### What you have to do
The records below must be output exactly, without pictures.
━━ Exercise materials
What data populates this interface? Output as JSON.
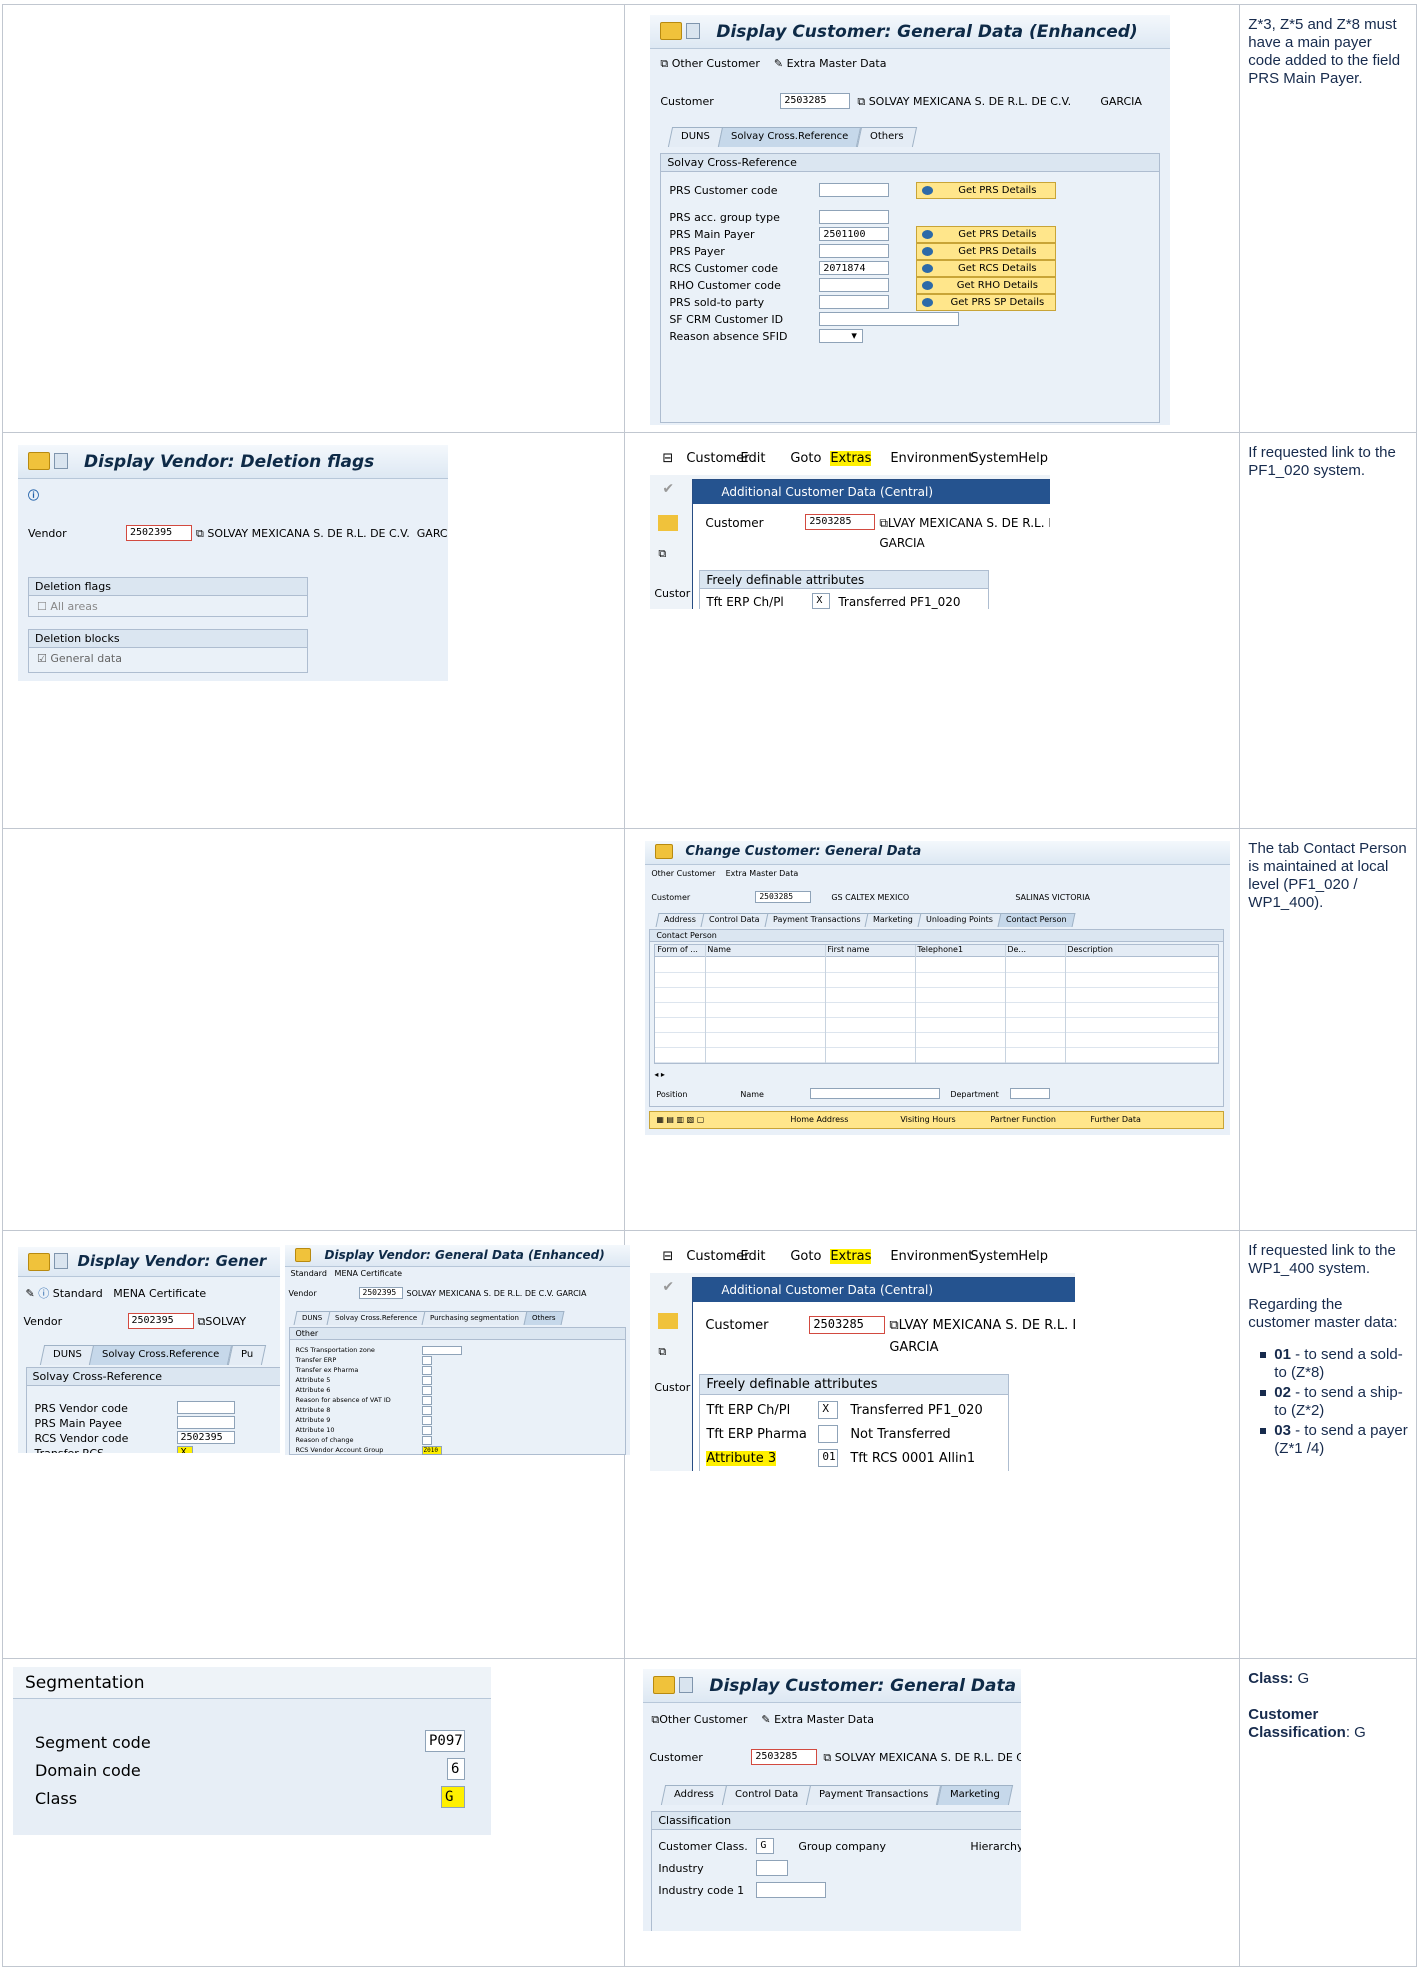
{
  "row1": {
    "title": "Display Customer: General Data (Enhanced)",
    "toolbar": [
      "Other Customer",
      "Extra Master Data"
    ],
    "customer_label": "Customer",
    "customer_value": "2503285",
    "customer_name": "SOLVAY MEXICANA S. DE R.L. DE C.V.",
    "customer_city": "GARCIA",
    "tabs": [
      "DUNS",
      "Solvay Cross.Reference",
      "Others"
    ],
    "group": "Solvay Cross-Reference",
    "fields": [
      {
        "label": "PRS Customer code",
        "value": "",
        "button": "Get PRS Details"
      },
      {
        "label": "PRS acc. group type",
        "value": "",
        "button": ""
      },
      {
        "label": "PRS Main Payer",
        "value": "2501100",
        "button": "Get PRS Details"
      },
      {
        "label": "PRS Payer",
        "value": "",
        "button": "Get PRS Details"
      },
      {
        "label": "RCS Customer code",
        "value": "2071874",
        "button": "Get RCS Details"
      },
      {
        "label": "RHO Customer code",
        "value": "",
        "button": "Get RHO Details"
      },
      {
        "label": "PRS sold-to party",
        "value": "",
        "button": "Get PRS SP Details"
      },
      {
        "label": "SF CRM Customer ID",
        "value": "",
        "button": ""
      },
      {
        "label": "Reason absence SFID",
        "value": "",
        "button": ""
      }
    ],
    "note": "Z*3, Z*5 and Z*8 must have a main payer code added to the field PRS Main Payer."
  },
  "row2": {
    "left_title": "Display Vendor: Deletion flags",
    "vendor_label": "Vendor",
    "vendor_value": "2502395",
    "vendor_name": "SOLVAY MEXICANA S. DE R.L. DE C.V.",
    "vendor_city": "GARCIA",
    "grp1": "Deletion flags",
    "grp1_item": "All areas",
    "grp2": "Deletion blocks",
    "grp2_item": "General data",
    "menu": [
      "Customer",
      "Edit",
      "Goto",
      "Extras",
      "Environment",
      "System",
      "Help"
    ],
    "dialog_title": "Additional Customer Data (Central)",
    "dlg_customer_label": "Customer",
    "dlg_customer_value": "2503285",
    "dlg_customer_name": "LVAY MEXICANA S. DE R.L. DE C.V.",
    "dlg_city": "GARCIA",
    "attr_group": "Freely definable attributes",
    "attr_label": "Tft ERP Ch/Pl",
    "attr_val": "X",
    "attr_desc": "Transferred PF1_020",
    "note": "If requested link to the PF1_020 system."
  },
  "row3": {
    "title": "Change Customer: General Data",
    "toolbar": [
      "Other Customer",
      "Extra Master Data"
    ],
    "customer_label": "Customer",
    "customer_value": "2503285",
    "customer_name": "GS CALTEX MEXICO",
    "customer_city": "SALINAS VICTORIA",
    "tabs": [
      "Address",
      "Control Data",
      "Payment Transactions",
      "Marketing",
      "Unloading Points",
      "Contact Person"
    ],
    "group": "Contact Person",
    "cols": [
      "Form of ...",
      "Name",
      "First name",
      "Telephone1",
      "De...",
      "Description"
    ],
    "position_label": "Position",
    "name_label": "Name",
    "dept_label": "Department",
    "buttons": [
      "Home Address",
      "Visiting Hours",
      "Partner Function",
      "Further Data"
    ],
    "note": "The tab Contact Person is maintained at local level (PF1_020 / WP1_400)."
  },
  "row4": {
    "a_title": "Display Vendor: Gener",
    "a_toolbar": [
      "Standard",
      "MENA Certificate"
    ],
    "a_vendor_label": "Vendor",
    "a_vendor_value": "2502395",
    "a_vendor_name": "SOLVAY",
    "a_tabs": [
      "DUNS",
      "Solvay Cross.Reference",
      "Pu"
    ],
    "a_group": "Solvay Cross-Reference",
    "a_fields": [
      {
        "label": "PRS Vendor code",
        "value": ""
      },
      {
        "label": "PRS Main Payee",
        "value": ""
      },
      {
        "label": "RCS Vendor code",
        "value": "2502395"
      },
      {
        "label": "Transfer RCS",
        "value": "X"
      }
    ],
    "b_title": "Display Vendor: General Data (Enhanced)",
    "b_toolbar": [
      "Standard",
      "MENA Certificate"
    ],
    "b_vendor_label": "Vendor",
    "b_vendor_value": "2502395",
    "b_vendor_name": "SOLVAY MEXICANA S. DE R.L. DE C.V.",
    "b_city": "GARCIA",
    "b_tabs": [
      "DUNS",
      "Solvay Cross.Reference",
      "Purchasing segmentation",
      "Others"
    ],
    "b_group": "Other",
    "b_fields": [
      "RCS Transportation zone",
      "Transfer ERP",
      "Transfer ex Pharma",
      "Attribute 5",
      "Attribute 6",
      "Reason for absence of VAT ID",
      "Attribute 8",
      "Attribute 9",
      "Attribute 10",
      "Reason of change",
      "RCS Vendor Account Group"
    ],
    "b_last_value": "Z010",
    "menu": [
      "Customer",
      "Edit",
      "Goto",
      "Extras",
      "Environment",
      "System",
      "Help"
    ],
    "dialog_title": "Additional Customer Data (Central)",
    "dlg_customer_label": "Customer",
    "dlg_customer_value": "2503285",
    "dlg_customer_name": "LVAY MEXICANA S. DE R.L. DE C.V.",
    "dlg_city": "GARCIA",
    "attr_group": "Freely definable attributes",
    "attrs": [
      {
        "label": "Tft ERP Ch/Pl",
        "val": "X",
        "desc": "Transferred PF1_020"
      },
      {
        "label": "Tft ERP Pharma",
        "val": "",
        "desc": "Not Transferred"
      },
      {
        "label": "Attribute 3",
        "val": "01",
        "desc": "Tft RCS 0001 Allin1"
      }
    ],
    "note1": "If requested link to the WP1_400 system.",
    "note2": "Regarding the customer master data:",
    "bullets": [
      {
        "code": "01",
        "text": " - to send a sold-to (Z*8)"
      },
      {
        "code": "02",
        "text": " - to send a ship-to (Z*2)"
      },
      {
        "code": "03",
        "text": " - to send a payer (Z*1 /4)"
      }
    ]
  },
  "row5": {
    "seg_title": "Segmentation",
    "seg_fields": [
      {
        "label": "Segment code",
        "value": "P097"
      },
      {
        "label": "Domain code",
        "value": "6"
      },
      {
        "label": "Class",
        "value": "G"
      }
    ],
    "title": "Display Customer: General Data",
    "toolbar": [
      "Other Customer",
      "Extra Master Data"
    ],
    "customer_label": "Customer",
    "customer_value": "2503285",
    "customer_name": "SOLVAY MEXICANA S. DE R.L. DE C.V.",
    "tabs": [
      "Address",
      "Control Data",
      "Payment Transactions",
      "Marketing"
    ],
    "group": "Classification",
    "cc_label": "Customer Class.",
    "cc_value": "G",
    "cc_desc": "Group company",
    "hier": "Hierarchy a",
    "ind_label": "Industry",
    "ind1_label": "Industry code 1",
    "note_class_label": "Class:",
    "note_class_value": " G",
    "note_cc_label": "Customer Classification",
    "note_cc_value": ": G"
  }
}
━━━━
### Solution to this problem
What data populates this interface? Output as JSON.
{
  "row1": {
    "title": "Display Customer: General Data (Enhanced)",
    "toolbar": [
      "Other Customer",
      "Extra Master Data"
    ],
    "customer_label": "Customer",
    "customer_value": "2503285",
    "customer_name": "SOLVAY MEXICANA S. DE R.L. DE C.V.",
    "customer_city": "GARCIA",
    "tabs": [
      "DUNS",
      "Solvay Cross.Reference",
      "Others"
    ],
    "group": "Solvay Cross-Reference",
    "fields": [
      {
        "label": "PRS Customer code",
        "value": "",
        "button": "Get PRS Details"
      },
      {
        "label": "PRS acc. group type",
        "value": "",
        "button": ""
      },
      {
        "label": "PRS Main Payer",
        "value": "2501100",
        "button": "Get PRS Details"
      },
      {
        "label": "PRS Payer",
        "value": "",
        "button": "Get PRS Details"
      },
      {
        "label": "RCS Customer code",
        "value": "2071874",
        "button": "Get RCS Details"
      },
      {
        "label": "RHO Customer code",
        "value": "",
        "button": "Get RHO Details"
      },
      {
        "label": "PRS sold-to party",
        "value": "",
        "button": "Get PRS SP Details"
      },
      {
        "label": "SF CRM Customer ID",
        "value": "",
        "button": ""
      },
      {
        "label": "Reason absence SFID",
        "value": "",
        "button": ""
      }
    ],
    "note": "Z*3, Z*5 and Z*8 must have a main payer code added to the field PRS Main Payer."
  },
  "row2": {
    "left_title": "Display Vendor: Deletion flags",
    "vendor_label": "Vendor",
    "vendor_value": "2502395",
    "vendor_name": "SOLVAY MEXICANA S. DE R.L. DE C.V.",
    "vendor_city": "GARCIA",
    "grp1": "Deletion flags",
    "grp1_item": "All areas",
    "grp2": "Deletion blocks",
    "grp2_item": "General data",
    "menu": [
      "Customer",
      "Edit",
      "Goto",
      "Extras",
      "Environment",
      "System",
      "Help"
    ],
    "dialog_title": "Additional Customer Data (Central)",
    "dlg_customer_label": "Customer",
    "dlg_customer_value": "2503285",
    "dlg_customer_name": "LVAY MEXICANA S. DE R.L. DE C.V.",
    "dlg_city": "GARCIA",
    "attr_group": "Freely definable attributes",
    "attr_label": "Tft ERP Ch/Pl",
    "attr_val": "X",
    "attr_desc": "Transferred PF1_020",
    "note": "If requested link to the PF1_020 system."
  },
  "row3": {
    "title": "Change Customer: General Data",
    "toolbar": [
      "Other Customer",
      "Extra Master Data"
    ],
    "customer_label": "Customer",
    "customer_value": "2503285",
    "customer_name": "GS CALTEX MEXICO",
    "customer_city": "SALINAS VICTORIA",
    "tabs": [
      "Address",
      "Control Data",
      "Payment Transactions",
      "Marketing",
      "Unloading Points",
      "Contact Person"
    ],
    "group": "Contact Person",
    "cols": [
      "Form of ...",
      "Name",
      "First name",
      "Telephone1",
      "De...",
      "Description"
    ],
    "position_label": "Position",
    "name_label": "Name",
    "dept_label": "Department",
    "buttons": [
      "Home Address",
      "Visiting Hours",
      "Partner Function",
      "Further Data"
    ],
    "note": "The tab Contact Person is maintained at local level (PF1_020 / WP1_400)."
  },
  "row4": {
    "a_title": "Display Vendor: Gener",
    "a_toolbar": [
      "Standard",
      "MENA Certificate"
    ],
    "a_vendor_label": "Vendor",
    "a_vendor_value": "2502395",
    "a_vendor_name": "SOLVAY",
    "a_tabs": [
      "DUNS",
      "Solvay Cross.Reference",
      "Pu"
    ],
    "a_group": "Solvay Cross-Reference",
    "a_fields": [
      {
        "label": "PRS Vendor code",
        "value": ""
      },
      {
        "label": "PRS Main Payee",
        "value": ""
      },
      {
        "label": "RCS Vendor code",
        "value": "2502395"
      },
      {
        "label": "Transfer RCS",
        "value": "X"
      }
    ],
    "b_title": "Display Vendor: General Data (Enhanced)",
    "b_toolbar": [
      "Standard",
      "MENA Certificate"
    ],
    "b_vendor_label": "Vendor",
    "b_vendor_value": "2502395",
    "b_vendor_name": "SOLVAY MEXICANA S. DE R.L. DE C.V.",
    "b_city": "GARCIA",
    "b_tabs": [
      "DUNS",
      "Solvay Cross.Reference",
      "Purchasing segmentation",
      "Others"
    ],
    "b_group": "Other",
    "b_fields": [
      "RCS Transportation zone",
      "Transfer ERP",
      "Transfer ex Pharma",
      "Attribute 5",
      "Attribute 6",
      "Reason for absence of VAT ID",
      "Attribute 8",
      "Attribute 9",
      "Attribute 10",
      "Reason of change",
      "RCS Vendor Account Group"
    ],
    "b_last_value": "Z010",
    "menu": [
      "Customer",
      "Edit",
      "Goto",
      "Extras",
      "Environment",
      "System",
      "Help"
    ],
    "dialog_title": "Additional Customer Data (Central)",
    "dlg_customer_label": "Customer",
    "dlg_customer_value": "2503285",
    "dlg_customer_name": "LVAY MEXICANA S. DE R.L. DE C.V.",
    "dlg_city": "GARCIA",
    "attr_group": "Freely definable attributes",
    "attrs": [
      {
        "label": "Tft ERP Ch/Pl",
        "val": "X",
        "desc": "Transferred PF1_020"
      },
      {
        "label": "Tft ERP Pharma",
        "val": "",
        "desc": "Not Transferred"
      },
      {
        "label": "Attribute 3",
        "val": "01",
        "desc": "Tft RCS 0001 Allin1"
      }
    ],
    "note1": "If requested link to the WP1_400 system.",
    "note2": "Regarding the customer master data:",
    "bullets": [
      {
        "code": "01",
        "text": " - to send a sold-to (Z*8)"
      },
      {
        "code": "02",
        "text": " - to send a ship-to (Z*2)"
      },
      {
        "code": "03",
        "text": " - to send a payer (Z*1 /4)"
      }
    ]
  },
  "row5": {
    "seg_title": "Segmentation",
    "seg_fields": [
      {
        "label": "Segment code",
        "value": "P097"
      },
      {
        "label": "Domain code",
        "value": "6"
      },
      {
        "label": "Class",
        "value": "G"
      }
    ],
    "title": "Display Customer: General Data",
    "toolbar": [
      "Other Customer",
      "Extra Master Data"
    ],
    "customer_label": "Customer",
    "customer_value": "2503285",
    "customer_name": "SOLVAY MEXICANA S. DE R.L. DE C.V.",
    "tabs": [
      "Address",
      "Control Data",
      "Payment Transactions",
      "Marketing"
    ],
    "group": "Classification",
    "cc_label": "Customer Class.",
    "cc_value": "G",
    "cc_desc": "Group company",
    "hier": "Hierarchy a",
    "ind_label": "Industry",
    "ind1_label": "Industry code 1",
    "note_class_label": "Class:",
    "note_class_value": " G",
    "note_cc_label": "Customer Classification",
    "note_cc_value": ": G"
  }
}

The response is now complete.